What the task asks: Every line must be returned precisely as it is written.

Raw data:
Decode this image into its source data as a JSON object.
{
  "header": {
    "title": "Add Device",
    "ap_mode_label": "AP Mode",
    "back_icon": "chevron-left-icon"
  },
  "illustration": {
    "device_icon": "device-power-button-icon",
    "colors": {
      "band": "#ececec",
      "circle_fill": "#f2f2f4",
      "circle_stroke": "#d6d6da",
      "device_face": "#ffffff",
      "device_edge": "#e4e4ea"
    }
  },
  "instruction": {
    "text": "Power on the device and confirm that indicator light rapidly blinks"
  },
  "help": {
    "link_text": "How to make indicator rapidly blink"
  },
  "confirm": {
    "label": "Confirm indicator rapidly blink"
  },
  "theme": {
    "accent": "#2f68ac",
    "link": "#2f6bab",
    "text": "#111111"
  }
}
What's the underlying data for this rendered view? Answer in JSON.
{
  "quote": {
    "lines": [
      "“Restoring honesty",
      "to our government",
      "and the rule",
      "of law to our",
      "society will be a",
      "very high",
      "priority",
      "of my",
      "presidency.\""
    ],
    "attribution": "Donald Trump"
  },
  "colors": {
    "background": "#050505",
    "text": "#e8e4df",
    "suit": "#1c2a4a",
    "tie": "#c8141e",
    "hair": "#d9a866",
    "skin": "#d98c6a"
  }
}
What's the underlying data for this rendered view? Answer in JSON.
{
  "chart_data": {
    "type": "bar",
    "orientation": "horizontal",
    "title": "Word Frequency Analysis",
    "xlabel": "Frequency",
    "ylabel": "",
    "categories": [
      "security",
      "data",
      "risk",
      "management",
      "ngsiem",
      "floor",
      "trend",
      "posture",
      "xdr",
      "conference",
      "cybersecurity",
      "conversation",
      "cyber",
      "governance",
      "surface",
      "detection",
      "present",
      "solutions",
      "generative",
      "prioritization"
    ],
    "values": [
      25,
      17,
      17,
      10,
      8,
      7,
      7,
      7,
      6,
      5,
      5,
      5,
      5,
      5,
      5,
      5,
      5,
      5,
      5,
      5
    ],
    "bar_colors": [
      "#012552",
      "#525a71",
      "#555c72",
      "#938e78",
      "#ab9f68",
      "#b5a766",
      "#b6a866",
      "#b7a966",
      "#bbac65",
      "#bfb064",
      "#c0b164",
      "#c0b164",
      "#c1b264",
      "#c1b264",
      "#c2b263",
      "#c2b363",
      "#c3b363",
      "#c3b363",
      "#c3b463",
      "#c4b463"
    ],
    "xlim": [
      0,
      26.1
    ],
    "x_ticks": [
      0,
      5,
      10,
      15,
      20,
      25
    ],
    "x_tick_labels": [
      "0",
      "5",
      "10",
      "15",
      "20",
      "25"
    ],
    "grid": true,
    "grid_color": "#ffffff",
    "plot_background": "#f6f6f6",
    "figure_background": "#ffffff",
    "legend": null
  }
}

Written answer:
Decode this image into its source data as a JSON object.
{
  "header": {
    "title": "Add Device",
    "ap_mode_label": "AP Mode",
    "back_icon": "chevron-left-icon"
  },
  "illustration": {
    "device_icon": "device-power-button-icon",
    "colors": {
      "band": "#ececec",
      "circle_fill": "#f2f2f4",
      "circle_stroke": "#d6d6da",
      "device_face": "#ffffff",
      "device_edge": "#e4e4ea"
    }
  },
  "instruction": {
    "text": "Power on the device and confirm that indicator light rapidly blinks"
  },
  "help": {
    "link_text": "How to make indicator rapidly blink"
  },
  "confirm": {
    "label": "Confirm indicator rapidly blink"
  },
  "theme": {
    "accent": "#2f68ac",
    "link": "#2f6bab",
    "text": "#111111"
  }
}
What's the underlying data for this rendered view? Answer in JSON.
{
  "quote": {
    "lines": [
      "“Restoring honesty",
      "to our government",
      "and the rule",
      "of law to our",
      "society will be a",
      "very high",
      "priority",
      "of my",
      "presidency.\""
    ],
    "attribution": "Donald Trump"
  },
  "colors": {
    "background": "#050505",
    "text": "#e8e4df",
    "suit": "#1c2a4a",
    "tie": "#c8141e",
    "hair": "#d9a866",
    "skin": "#d98c6a"
  }
}
What's the underlying data for this rendered view? Answer in JSON.
{
  "chart_data": {
    "type": "bar",
    "orientation": "horizontal",
    "title": "Word Frequency Analysis",
    "xlabel": "Frequency",
    "ylabel": "",
    "categories": [
      "security",
      "data",
      "risk",
      "management",
      "ngsiem",
      "floor",
      "trend",
      "posture",
      "xdr",
      "conference",
      "cybersecurity",
      "conversation",
      "cyber",
      "governance",
      "surface",
      "detection",
      "present",
      "solutions",
      "generative",
      "prioritization"
    ],
    "values": [
      25,
      17,
      17,
      10,
      8,
      7,
      7,
      7,
      6,
      5,
      5,
      5,
      5,
      5,
      5,
      5,
      5,
      5,
      5,
      5
    ],
    "bar_colors": [
      "#012552",
      "#525a71",
      "#555c72",
      "#938e78",
      "#ab9f68",
      "#b5a766",
      "#b6a866",
      "#b7a966",
      "#bbac65",
      "#bfb064",
      "#c0b164",
      "#c0b164",
      "#c1b264",
      "#c1b264",
      "#c2b263",
      "#c2b363",
      "#c3b363",
      "#c3b363",
      "#c3b463",
      "#c4b463"
    ],
    "xlim": [
      0,
      26.1
    ],
    "x_ticks": [
      0,
      5,
      10,
      15,
      20,
      25
    ],
    "x_tick_labels": [
      "0",
      "5",
      "10",
      "15",
      "20",
      "25"
    ],
    "grid": true,
    "grid_color": "#ffffff",
    "plot_background": "#f6f6f6",
    "figure_background": "#ffffff",
    "legend": null
  }
}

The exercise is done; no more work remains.